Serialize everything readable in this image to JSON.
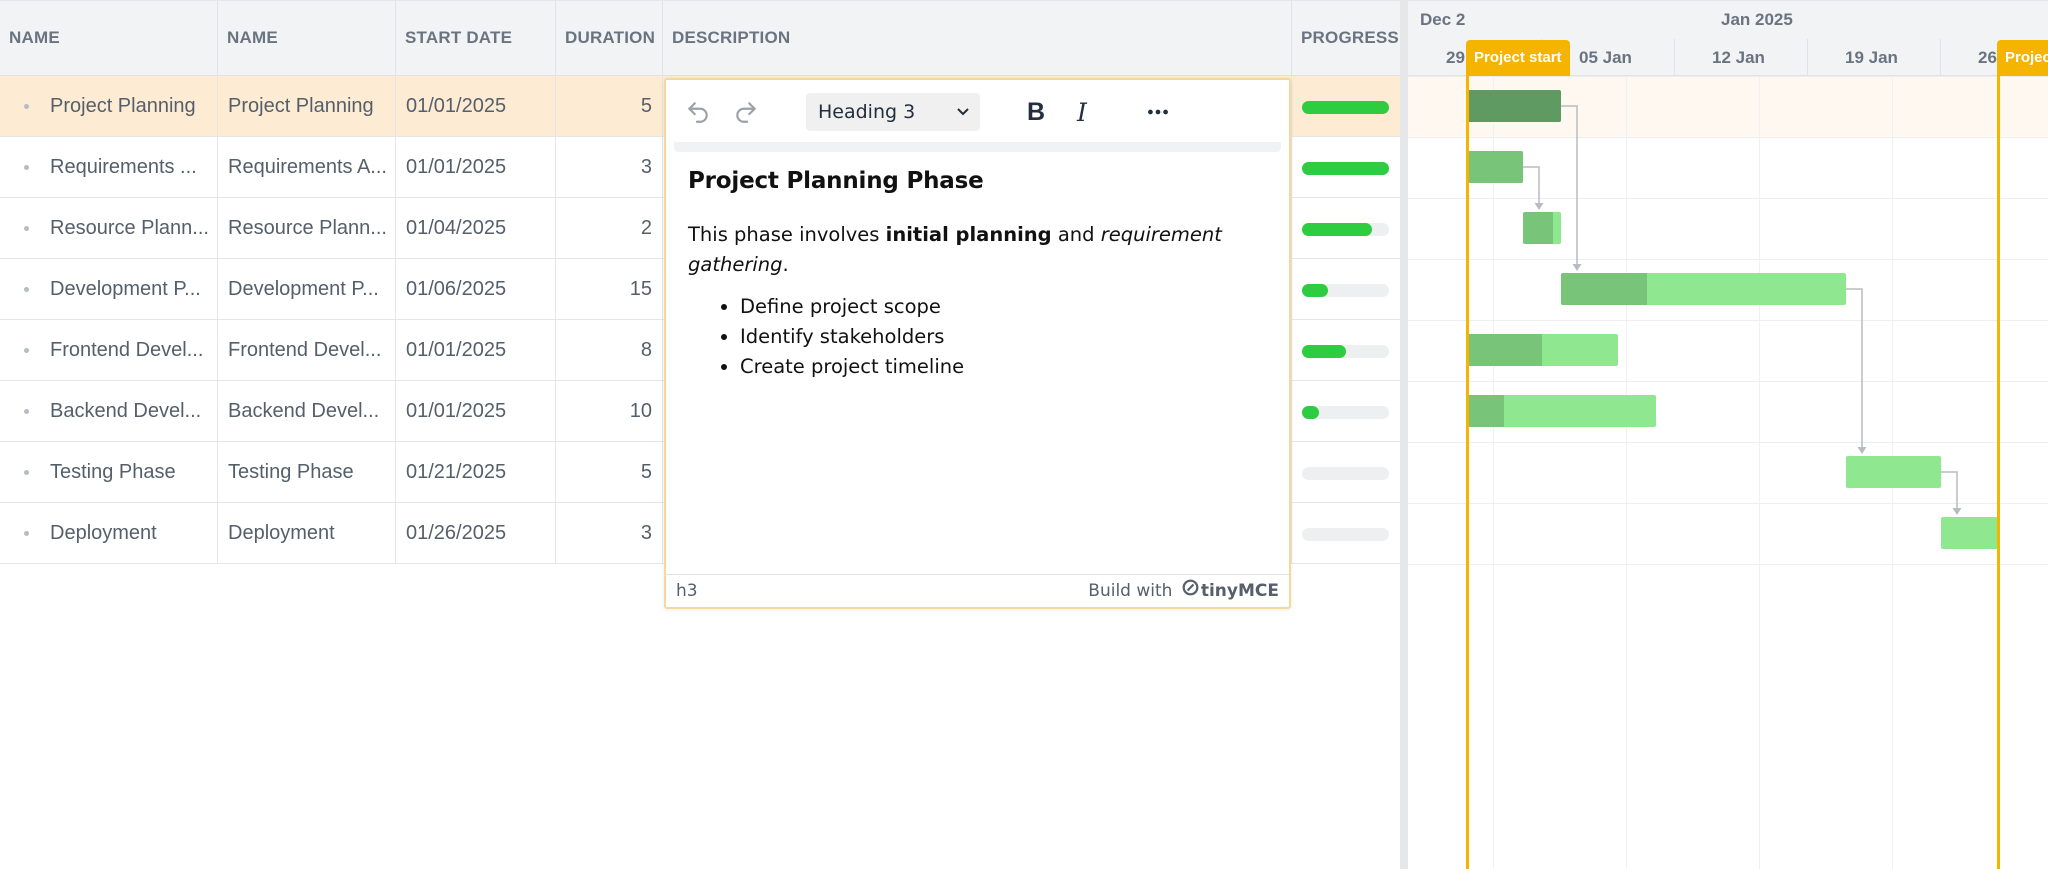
{
  "grid": {
    "columns": [
      "NAME",
      "NAME",
      "START DATE",
      "DURATION",
      "DESCRIPTION",
      "PROGRESS"
    ],
    "rows": [
      {
        "name": "Project Planning",
        "name2": "Project Planning",
        "start": "01/01/2025",
        "duration": "5",
        "progress": 1.0
      },
      {
        "name": "Requirements ...",
        "name2": "Requirements A...",
        "start": "01/01/2025",
        "duration": "3",
        "progress": 1.0
      },
      {
        "name": "Resource Plann...",
        "name2": "Resource Plann...",
        "start": "01/04/2025",
        "duration": "2",
        "progress": 0.8
      },
      {
        "name": "Development P...",
        "name2": "Development P...",
        "start": "01/06/2025",
        "duration": "15",
        "progress": 0.3
      },
      {
        "name": "Frontend Devel...",
        "name2": "Frontend Devel...",
        "start": "01/01/2025",
        "duration": "8",
        "progress": 0.5
      },
      {
        "name": "Backend Devel...",
        "name2": "Backend Devel...",
        "start": "01/01/2025",
        "duration": "10",
        "progress": 0.2
      },
      {
        "name": "Testing Phase",
        "name2": "Testing Phase",
        "start": "01/21/2025",
        "duration": "5",
        "progress": 0.0
      },
      {
        "name": "Deployment",
        "name2": "Deployment",
        "start": "01/26/2025",
        "duration": "3",
        "progress": 0.0
      }
    ]
  },
  "timeline": {
    "months": {
      "prev": "Dec 2",
      "current": "Jan 2025"
    },
    "weeks": [
      "29",
      "05 Jan",
      "12 Jan",
      "19 Jan",
      "26"
    ],
    "markers": {
      "start": "Project start",
      "end": "Projec"
    },
    "colors": {
      "marker": "#f5b400",
      "bar": "#8fe88f",
      "bar_done": "#78c478",
      "bar_done_dark": "#5f9a63",
      "progress": "#2ecc40"
    }
  },
  "editor": {
    "toolbar": {
      "format": "Heading 3",
      "undo_icon": "undo-icon",
      "redo_icon": "redo-icon",
      "bold": "B",
      "italic": "I",
      "more_icon": "more-icon"
    },
    "heading": "Project Planning Phase",
    "para": {
      "t1": "This phase involves ",
      "b": "initial planning",
      "t2": " and ",
      "i": "requirement gathering",
      "t3": "."
    },
    "list": [
      "Define project scope",
      "Identify stakeholders",
      "Create project timeline"
    ],
    "status": {
      "path": "h3",
      "built": "Build with",
      "brand": "tinyMCE"
    }
  }
}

EXERCISE DIRECTIONS: Copy out every line of the listing that contains the string "Testing".

RESPONSE TO THIS EXERCISE:
        "name": "Testing Phase",
        "name2": "Testing Phase",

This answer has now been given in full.